Start of DATA EXTRACT

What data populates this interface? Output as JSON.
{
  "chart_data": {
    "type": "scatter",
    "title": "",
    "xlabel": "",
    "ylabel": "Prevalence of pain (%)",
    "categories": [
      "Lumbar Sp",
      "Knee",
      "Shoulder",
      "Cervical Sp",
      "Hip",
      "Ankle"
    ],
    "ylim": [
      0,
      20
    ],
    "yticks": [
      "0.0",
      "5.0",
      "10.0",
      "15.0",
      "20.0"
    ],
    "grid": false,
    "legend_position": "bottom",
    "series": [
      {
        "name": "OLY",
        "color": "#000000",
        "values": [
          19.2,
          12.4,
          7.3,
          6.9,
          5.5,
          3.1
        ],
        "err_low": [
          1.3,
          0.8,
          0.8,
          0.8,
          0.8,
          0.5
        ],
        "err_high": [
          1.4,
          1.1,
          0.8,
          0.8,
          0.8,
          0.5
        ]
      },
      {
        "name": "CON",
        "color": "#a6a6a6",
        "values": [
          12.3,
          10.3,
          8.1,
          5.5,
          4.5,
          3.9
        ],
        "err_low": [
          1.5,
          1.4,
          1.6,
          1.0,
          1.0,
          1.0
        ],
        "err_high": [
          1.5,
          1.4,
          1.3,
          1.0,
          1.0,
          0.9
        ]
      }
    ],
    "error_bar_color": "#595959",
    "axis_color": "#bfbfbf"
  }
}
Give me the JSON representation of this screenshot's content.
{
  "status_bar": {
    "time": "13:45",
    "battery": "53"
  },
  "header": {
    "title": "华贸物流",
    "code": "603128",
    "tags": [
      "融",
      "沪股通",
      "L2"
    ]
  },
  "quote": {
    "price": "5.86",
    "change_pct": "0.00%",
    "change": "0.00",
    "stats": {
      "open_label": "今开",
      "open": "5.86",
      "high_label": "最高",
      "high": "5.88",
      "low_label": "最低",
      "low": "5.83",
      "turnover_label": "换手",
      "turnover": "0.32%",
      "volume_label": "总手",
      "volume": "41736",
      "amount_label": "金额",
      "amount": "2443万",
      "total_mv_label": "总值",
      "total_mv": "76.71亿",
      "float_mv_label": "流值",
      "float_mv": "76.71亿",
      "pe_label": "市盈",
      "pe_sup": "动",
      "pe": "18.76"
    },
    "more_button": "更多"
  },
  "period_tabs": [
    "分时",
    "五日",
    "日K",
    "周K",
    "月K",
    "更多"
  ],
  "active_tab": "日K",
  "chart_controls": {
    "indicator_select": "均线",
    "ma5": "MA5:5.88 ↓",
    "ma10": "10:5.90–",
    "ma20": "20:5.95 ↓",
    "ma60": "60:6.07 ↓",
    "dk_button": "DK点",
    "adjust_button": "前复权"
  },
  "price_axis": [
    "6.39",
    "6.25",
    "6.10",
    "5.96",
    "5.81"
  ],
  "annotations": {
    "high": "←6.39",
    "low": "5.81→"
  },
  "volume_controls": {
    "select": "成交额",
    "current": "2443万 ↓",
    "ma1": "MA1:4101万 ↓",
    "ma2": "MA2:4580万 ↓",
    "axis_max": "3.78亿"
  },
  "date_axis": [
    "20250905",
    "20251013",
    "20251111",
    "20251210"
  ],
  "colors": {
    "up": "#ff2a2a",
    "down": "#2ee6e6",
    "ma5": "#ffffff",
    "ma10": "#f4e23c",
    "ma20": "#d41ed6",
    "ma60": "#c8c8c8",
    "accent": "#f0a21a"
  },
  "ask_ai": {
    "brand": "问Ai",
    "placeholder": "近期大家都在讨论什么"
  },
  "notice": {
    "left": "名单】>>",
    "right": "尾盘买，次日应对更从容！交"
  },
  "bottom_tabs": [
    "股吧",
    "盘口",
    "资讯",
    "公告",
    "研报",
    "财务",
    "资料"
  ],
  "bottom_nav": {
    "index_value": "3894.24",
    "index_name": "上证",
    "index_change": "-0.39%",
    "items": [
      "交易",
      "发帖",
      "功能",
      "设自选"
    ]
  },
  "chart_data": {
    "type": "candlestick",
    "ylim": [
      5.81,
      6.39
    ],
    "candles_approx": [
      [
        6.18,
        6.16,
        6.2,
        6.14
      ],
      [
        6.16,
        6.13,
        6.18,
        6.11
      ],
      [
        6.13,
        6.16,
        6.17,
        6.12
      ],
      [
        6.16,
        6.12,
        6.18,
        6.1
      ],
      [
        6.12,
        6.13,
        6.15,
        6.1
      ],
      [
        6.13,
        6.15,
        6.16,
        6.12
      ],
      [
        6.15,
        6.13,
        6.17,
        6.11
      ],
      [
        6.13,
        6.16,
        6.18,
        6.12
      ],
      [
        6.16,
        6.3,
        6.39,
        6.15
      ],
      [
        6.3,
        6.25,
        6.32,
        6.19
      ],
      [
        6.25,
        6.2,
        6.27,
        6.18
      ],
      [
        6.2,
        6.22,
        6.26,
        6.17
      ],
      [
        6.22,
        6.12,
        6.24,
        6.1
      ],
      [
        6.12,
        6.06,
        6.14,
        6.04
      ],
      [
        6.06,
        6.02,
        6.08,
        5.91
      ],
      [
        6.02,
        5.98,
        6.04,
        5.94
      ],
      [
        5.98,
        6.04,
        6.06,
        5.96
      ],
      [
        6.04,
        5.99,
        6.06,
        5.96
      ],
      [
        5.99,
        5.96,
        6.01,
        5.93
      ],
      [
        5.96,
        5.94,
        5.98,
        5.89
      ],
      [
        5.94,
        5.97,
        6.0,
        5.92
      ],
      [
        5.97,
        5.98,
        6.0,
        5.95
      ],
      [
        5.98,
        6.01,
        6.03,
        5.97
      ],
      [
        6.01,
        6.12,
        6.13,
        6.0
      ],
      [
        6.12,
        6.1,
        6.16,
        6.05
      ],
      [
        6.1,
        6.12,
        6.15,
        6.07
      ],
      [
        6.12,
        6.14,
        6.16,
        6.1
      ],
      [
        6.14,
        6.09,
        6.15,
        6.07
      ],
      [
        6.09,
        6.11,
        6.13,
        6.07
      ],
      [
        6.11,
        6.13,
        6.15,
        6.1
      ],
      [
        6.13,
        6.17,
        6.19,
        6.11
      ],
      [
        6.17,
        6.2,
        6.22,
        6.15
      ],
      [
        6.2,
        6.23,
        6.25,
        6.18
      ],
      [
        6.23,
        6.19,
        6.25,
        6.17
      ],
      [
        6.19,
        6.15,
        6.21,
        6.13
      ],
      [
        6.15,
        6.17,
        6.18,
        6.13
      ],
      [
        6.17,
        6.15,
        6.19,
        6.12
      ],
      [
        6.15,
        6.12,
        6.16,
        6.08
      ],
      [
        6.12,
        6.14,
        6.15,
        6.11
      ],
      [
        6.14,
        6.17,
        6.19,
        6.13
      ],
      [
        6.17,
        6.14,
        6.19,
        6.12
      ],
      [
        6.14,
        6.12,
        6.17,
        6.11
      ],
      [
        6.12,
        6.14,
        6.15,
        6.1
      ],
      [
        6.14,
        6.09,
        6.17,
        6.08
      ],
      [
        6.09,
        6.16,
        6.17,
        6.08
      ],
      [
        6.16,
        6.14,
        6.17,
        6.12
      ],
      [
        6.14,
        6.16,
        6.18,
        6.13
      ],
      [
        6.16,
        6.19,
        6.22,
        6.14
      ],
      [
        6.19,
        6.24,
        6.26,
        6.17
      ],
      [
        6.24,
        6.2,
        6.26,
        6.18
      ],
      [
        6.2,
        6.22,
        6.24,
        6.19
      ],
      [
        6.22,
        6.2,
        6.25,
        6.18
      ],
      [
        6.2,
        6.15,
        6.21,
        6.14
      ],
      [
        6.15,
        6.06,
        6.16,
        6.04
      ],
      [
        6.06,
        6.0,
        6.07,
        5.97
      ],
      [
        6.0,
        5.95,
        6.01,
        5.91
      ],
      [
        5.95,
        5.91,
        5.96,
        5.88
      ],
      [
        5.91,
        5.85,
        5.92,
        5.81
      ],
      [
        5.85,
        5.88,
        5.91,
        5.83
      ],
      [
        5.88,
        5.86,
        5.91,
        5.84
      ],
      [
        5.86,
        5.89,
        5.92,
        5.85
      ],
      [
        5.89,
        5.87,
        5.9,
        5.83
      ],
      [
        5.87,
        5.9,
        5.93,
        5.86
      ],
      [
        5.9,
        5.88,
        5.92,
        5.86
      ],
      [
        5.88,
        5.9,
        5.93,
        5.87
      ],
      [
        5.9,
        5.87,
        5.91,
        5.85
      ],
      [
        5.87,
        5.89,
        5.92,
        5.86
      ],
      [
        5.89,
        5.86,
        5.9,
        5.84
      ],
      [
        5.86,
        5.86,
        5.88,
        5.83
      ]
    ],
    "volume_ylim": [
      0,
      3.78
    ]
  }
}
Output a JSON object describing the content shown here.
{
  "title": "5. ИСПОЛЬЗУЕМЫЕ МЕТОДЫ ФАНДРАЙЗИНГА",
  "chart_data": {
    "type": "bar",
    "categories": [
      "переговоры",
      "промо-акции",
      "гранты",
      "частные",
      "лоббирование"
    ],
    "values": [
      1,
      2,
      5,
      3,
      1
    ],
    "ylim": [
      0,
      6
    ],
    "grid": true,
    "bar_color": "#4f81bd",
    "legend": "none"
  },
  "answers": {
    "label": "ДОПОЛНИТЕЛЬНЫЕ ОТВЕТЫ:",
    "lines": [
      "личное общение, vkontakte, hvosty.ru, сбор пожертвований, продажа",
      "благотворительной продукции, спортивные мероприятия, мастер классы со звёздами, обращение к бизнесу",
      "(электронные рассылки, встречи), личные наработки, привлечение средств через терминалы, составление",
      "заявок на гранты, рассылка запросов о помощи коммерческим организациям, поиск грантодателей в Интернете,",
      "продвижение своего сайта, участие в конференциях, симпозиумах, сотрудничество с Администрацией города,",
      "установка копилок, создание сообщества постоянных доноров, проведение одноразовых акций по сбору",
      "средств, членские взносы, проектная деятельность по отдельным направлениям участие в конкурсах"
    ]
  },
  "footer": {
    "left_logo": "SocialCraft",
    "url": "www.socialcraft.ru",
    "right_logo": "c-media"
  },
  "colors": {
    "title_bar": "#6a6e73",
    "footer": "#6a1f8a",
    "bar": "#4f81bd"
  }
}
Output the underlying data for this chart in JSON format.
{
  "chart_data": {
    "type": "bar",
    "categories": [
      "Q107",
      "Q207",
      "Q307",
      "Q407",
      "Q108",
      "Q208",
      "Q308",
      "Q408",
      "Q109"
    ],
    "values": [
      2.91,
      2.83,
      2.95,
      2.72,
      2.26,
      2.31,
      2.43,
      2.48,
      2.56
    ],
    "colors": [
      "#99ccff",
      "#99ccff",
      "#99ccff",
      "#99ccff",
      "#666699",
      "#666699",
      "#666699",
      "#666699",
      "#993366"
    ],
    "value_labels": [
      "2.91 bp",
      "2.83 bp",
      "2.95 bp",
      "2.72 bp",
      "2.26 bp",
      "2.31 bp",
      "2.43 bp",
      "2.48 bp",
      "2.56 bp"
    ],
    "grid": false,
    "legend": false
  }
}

End of DATA EXTRACT

WHAT YOU HAVE TO DO: Wherever the word "средств" occurs in a line of the listing, copy that line.

ANSWER:
      "(электронные рассылки, встречи), личные наработки, привлечение средств через терминалы, составление",
      "средств, членские взносы, проектная деятельность по отдельным направлениям участие в конкурсах"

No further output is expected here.